» **Task to complete**
Exact repetition is required: output every record in full.

» **Given records**
------------------------
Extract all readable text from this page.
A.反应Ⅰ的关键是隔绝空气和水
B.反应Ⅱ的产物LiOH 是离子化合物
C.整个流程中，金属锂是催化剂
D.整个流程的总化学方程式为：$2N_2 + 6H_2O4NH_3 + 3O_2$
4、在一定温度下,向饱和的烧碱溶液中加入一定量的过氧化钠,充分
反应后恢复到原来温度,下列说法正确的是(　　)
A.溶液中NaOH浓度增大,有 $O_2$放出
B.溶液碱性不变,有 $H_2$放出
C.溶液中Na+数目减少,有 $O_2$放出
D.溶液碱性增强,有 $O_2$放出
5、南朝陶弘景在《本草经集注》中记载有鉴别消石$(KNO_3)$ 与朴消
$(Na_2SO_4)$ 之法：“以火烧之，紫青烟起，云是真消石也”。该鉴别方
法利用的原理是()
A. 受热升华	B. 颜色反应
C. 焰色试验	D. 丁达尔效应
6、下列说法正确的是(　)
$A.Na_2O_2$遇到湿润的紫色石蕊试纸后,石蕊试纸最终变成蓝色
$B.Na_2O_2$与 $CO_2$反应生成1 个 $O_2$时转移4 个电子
------------------------
» **Result**
Extract all readable text from this page.
A.反应Ⅰ的关键是隔绝空气和水
B.反应Ⅱ的产物LiOH 是离子化合物
C.整个流程中，金属锂是催化剂
D.整个流程的总化学方程式为：$2N_2 + 6H_2O4NH_3 + 3O_2$
4、在一定温度下,向饱和的烧碱溶液中加入一定量的过氧化钠,充分
反应后恢复到原来温度,下列说法正确的是(　　)
A.溶液中NaOH浓度增大,有 $O_2$放出
B.溶液碱性不变,有 $H_2$放出
C.溶液中Na+数目减少,有 $O_2$放出
D.溶液碱性增强,有 $O_2$放出
5、南朝陶弘景在《本草经集注》中记载有鉴别消石$(KNO_3)$ 与朴消
$(Na_2SO_4)$ 之法：“以火烧之，紫青烟起，云是真消石也”。该鉴别方
法利用的原理是()
A. 受热升华	B. 颜色反应
C. 焰色试验	D. 丁达尔效应
6、下列说法正确的是(　)
$A.Na_2O_2$遇到湿润的紫色石蕊试纸后,石蕊试纸最终变成蓝色
$B.Na_2O_2$与 $CO_2$反应生成1 个 $O_2$时转移4 个电子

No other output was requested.